## PROBLEM DETAILS
Write out every line of the listing below without any changes, but omit the pictures.

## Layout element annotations
:::::
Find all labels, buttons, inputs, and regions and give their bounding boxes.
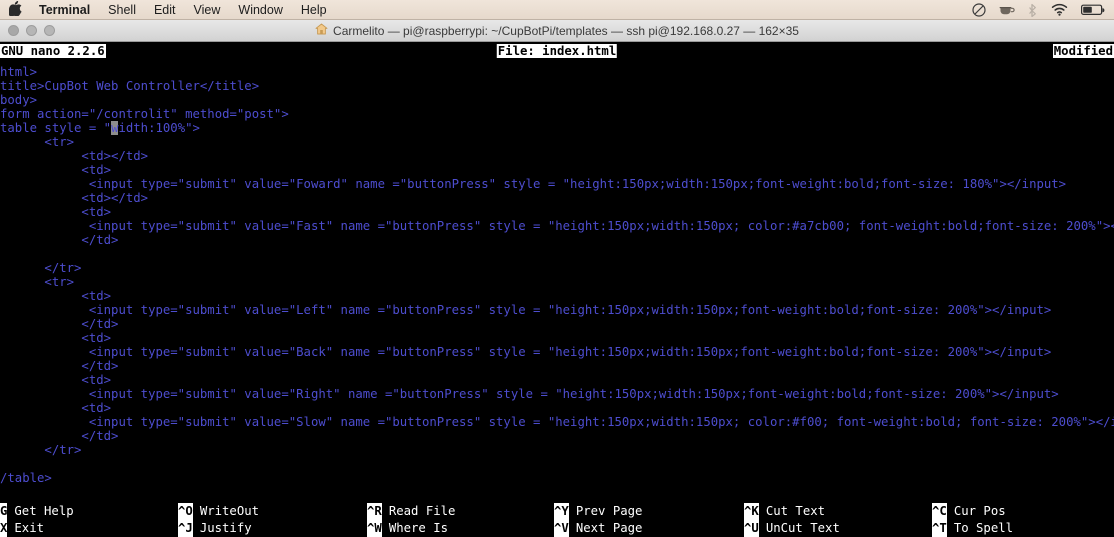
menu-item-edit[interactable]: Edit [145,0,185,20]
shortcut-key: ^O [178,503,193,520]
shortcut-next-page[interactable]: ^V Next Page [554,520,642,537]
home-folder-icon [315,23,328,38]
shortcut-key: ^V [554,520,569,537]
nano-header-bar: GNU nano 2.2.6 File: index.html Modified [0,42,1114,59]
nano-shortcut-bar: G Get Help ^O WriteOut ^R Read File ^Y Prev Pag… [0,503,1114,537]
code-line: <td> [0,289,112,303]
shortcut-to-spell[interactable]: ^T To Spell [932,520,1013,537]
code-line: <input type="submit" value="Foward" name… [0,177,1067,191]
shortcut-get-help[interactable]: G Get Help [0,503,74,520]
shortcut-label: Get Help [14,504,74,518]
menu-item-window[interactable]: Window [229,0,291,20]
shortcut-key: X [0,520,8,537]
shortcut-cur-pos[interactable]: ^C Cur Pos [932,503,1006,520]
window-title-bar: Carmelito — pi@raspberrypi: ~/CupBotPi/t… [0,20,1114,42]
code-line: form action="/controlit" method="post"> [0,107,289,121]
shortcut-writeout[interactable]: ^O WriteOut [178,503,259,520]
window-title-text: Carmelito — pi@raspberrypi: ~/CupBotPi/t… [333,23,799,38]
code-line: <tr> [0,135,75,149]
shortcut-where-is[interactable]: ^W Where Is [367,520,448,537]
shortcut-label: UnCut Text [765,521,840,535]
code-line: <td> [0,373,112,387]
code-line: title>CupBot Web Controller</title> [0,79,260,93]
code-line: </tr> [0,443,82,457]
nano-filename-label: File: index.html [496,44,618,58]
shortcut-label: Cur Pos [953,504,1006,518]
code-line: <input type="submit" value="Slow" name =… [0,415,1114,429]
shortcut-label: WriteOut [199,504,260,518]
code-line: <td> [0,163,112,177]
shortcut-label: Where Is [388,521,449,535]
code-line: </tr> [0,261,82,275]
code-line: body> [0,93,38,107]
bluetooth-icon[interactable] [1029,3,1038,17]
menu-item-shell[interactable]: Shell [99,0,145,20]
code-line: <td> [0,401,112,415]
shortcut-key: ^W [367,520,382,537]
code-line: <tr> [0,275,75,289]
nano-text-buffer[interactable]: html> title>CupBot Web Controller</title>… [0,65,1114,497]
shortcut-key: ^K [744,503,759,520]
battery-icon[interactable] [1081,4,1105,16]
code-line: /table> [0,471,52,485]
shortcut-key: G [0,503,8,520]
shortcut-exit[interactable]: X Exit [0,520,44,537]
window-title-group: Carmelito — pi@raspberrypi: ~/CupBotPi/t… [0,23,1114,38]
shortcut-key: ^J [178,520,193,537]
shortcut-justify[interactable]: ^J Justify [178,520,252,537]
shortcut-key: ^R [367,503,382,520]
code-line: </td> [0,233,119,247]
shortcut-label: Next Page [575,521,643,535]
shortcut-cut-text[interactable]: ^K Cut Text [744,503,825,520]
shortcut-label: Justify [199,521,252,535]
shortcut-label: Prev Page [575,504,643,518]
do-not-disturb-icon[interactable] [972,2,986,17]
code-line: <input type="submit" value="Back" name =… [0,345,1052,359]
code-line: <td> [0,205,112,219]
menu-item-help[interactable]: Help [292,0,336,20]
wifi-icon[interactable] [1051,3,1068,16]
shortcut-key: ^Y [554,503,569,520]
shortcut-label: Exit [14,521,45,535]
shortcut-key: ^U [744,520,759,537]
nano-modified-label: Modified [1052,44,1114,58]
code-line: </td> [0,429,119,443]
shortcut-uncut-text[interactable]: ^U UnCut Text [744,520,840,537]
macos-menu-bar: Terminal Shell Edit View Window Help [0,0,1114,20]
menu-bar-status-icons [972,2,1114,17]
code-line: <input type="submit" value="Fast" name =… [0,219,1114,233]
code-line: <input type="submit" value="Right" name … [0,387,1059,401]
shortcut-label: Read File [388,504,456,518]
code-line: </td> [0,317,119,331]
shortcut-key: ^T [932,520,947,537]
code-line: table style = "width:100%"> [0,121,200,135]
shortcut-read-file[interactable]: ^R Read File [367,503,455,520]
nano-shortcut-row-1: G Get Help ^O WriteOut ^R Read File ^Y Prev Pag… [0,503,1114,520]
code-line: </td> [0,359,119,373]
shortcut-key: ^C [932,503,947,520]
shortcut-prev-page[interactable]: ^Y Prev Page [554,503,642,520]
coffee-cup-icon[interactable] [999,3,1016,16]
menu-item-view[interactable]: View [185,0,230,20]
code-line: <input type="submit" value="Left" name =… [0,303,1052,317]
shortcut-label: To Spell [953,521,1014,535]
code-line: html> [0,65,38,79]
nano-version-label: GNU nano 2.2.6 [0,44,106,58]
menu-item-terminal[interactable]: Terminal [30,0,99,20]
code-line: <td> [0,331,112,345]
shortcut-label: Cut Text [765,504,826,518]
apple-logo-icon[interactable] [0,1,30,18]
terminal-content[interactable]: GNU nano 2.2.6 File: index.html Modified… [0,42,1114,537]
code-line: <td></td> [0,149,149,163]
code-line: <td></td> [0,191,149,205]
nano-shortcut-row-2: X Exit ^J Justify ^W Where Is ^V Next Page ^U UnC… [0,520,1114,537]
:::::
## TASK SOLUTION
Find all labels, buttons, inputs, and regions and give their bounding boxes.
menu-item-edit[interactable]: Edit [145,0,185,20]
shortcut-key: ^O [178,503,193,520]
shortcut-next-page[interactable]: ^V Next Page [554,520,642,537]
home-folder-icon [315,23,328,38]
shortcut-key: ^V [554,520,569,537]
nano-header-bar: GNU nano 2.2.6 File: index.html Modified [0,42,1114,59]
nano-shortcut-bar: G Get Help ^O WriteOut ^R Read File ^Y Prev Pag… [0,503,1114,537]
code-line: <td> [0,289,112,303]
shortcut-to-spell[interactable]: ^T To Spell [932,520,1013,537]
code-line: <input type="submit" value="Foward" name… [0,177,1067,191]
shortcut-get-help[interactable]: G Get Help [0,503,74,520]
shortcut-label: Get Help [14,504,74,518]
menu-item-window[interactable]: Window [229,0,291,20]
shortcut-key: X [0,520,8,537]
shortcut-cur-pos[interactable]: ^C Cur Pos [932,503,1006,520]
window-title-bar: Carmelito — pi@raspberrypi: ~/CupBotPi/t… [0,20,1114,42]
code-line: form action="/controlit" method="post"> [0,107,289,121]
shortcut-writeout[interactable]: ^O WriteOut [178,503,259,520]
window-title-text: Carmelito — pi@raspberrypi: ~/CupBotPi/t… [333,23,799,38]
code-line: <tr> [0,135,75,149]
shortcut-where-is[interactable]: ^W Where Is [367,520,448,537]
shortcut-label: UnCut Text [765,521,840,535]
code-line: <td> [0,373,112,387]
code-line: title>CupBot Web Controller</title> [0,79,260,93]
code-line: </tr> [0,443,82,457]
nano-filename-label: File: index.html [496,44,618,58]
shortcut-label: Cur Pos [953,504,1006,518]
code-line: <input type="submit" value="Slow" name =… [0,415,1114,429]
shortcut-label: WriteOut [199,504,260,518]
code-line: <td> [0,163,112,177]
shortcut-label: Where Is [388,521,449,535]
code-line: </tr> [0,261,82,275]
code-line: body> [0,93,38,107]
bluetooth-icon[interactable] [1029,3,1038,17]
menu-item-shell[interactable]: Shell [99,0,145,20]
code-line: <td> [0,401,112,415]
shortcut-key: ^W [367,520,382,537]
code-line: <tr> [0,275,75,289]
nano-text-buffer[interactable]: html> title>CupBot Web Controller</title>… [0,65,1114,497]
shortcut-key: ^K [744,503,759,520]
battery-icon[interactable] [1081,4,1105,16]
code-line: /table> [0,471,52,485]
shortcut-key: G [0,503,8,520]
shortcut-exit[interactable]: X Exit [0,520,44,537]
window-title-group: Carmelito — pi@raspberrypi: ~/CupBotPi/t… [0,23,1114,38]
shortcut-key: ^J [178,520,193,537]
shortcut-justify[interactable]: ^J Justify [178,520,252,537]
shortcut-key: ^R [367,503,382,520]
code-line: </td> [0,233,119,247]
shortcut-label: Next Page [575,521,643,535]
shortcut-cut-text[interactable]: ^K Cut Text [744,503,825,520]
shortcut-label: Justify [199,521,252,535]
shortcut-label: Prev Page [575,504,643,518]
do-not-disturb-icon[interactable] [972,2,986,17]
code-line: <input type="submit" value="Back" name =… [0,345,1052,359]
code-line: <td> [0,205,112,219]
menu-item-help[interactable]: Help [292,0,336,20]
wifi-icon[interactable] [1051,3,1068,16]
shortcut-key: ^Y [554,503,569,520]
shortcut-label: Exit [14,521,45,535]
shortcut-key: ^U [744,520,759,537]
nano-modified-label: Modified [1052,44,1114,58]
code-line: </td> [0,429,119,443]
shortcut-uncut-text[interactable]: ^U UnCut Text [744,520,840,537]
macos-menu-bar: Terminal Shell Edit View Window Help [0,0,1114,20]
menu-bar-status-icons [972,2,1114,17]
code-line: <input type="submit" value="Fast" name =… [0,219,1114,233]
code-line: <input type="submit" value="Right" name … [0,387,1059,401]
shortcut-label: Read File [388,504,456,518]
code-line: </td> [0,317,119,331]
shortcut-key: ^T [932,520,947,537]
code-line: table style = "width:100%"> [0,121,200,135]
shortcut-read-file[interactable]: ^R Read File [367,503,455,520]
nano-shortcut-row-1: G Get Help ^O WriteOut ^R Read File ^Y Prev Pag… [0,503,1114,520]
code-line: </td> [0,359,119,373]
shortcut-key: ^C [932,503,947,520]
shortcut-prev-page[interactable]: ^Y Prev Page [554,503,642,520]
coffee-cup-icon[interactable] [999,3,1016,16]
menu-item-view[interactable]: View [185,0,230,20]
code-line: <input type="submit" value="Left" name =… [0,303,1052,317]
shortcut-label: To Spell [953,521,1014,535]
code-line: html> [0,65,38,79]
nano-version-label: GNU nano 2.2.6 [0,44,106,58]
menu-item-terminal[interactable]: Terminal [30,0,99,20]
code-line: <td> [0,331,112,345]
shortcut-label: Cut Text [765,504,826,518]
apple-logo-icon[interactable] [0,1,30,18]
terminal-content[interactable]: GNU nano 2.2.6 File: index.html Modified… [0,42,1114,537]
code-line: <td></td> [0,149,149,163]
code-line: <td></td> [0,191,149,205]
nano-shortcut-row-2: X Exit ^J Justify ^W Where Is ^V Next Page ^U UnC… [0,520,1114,537]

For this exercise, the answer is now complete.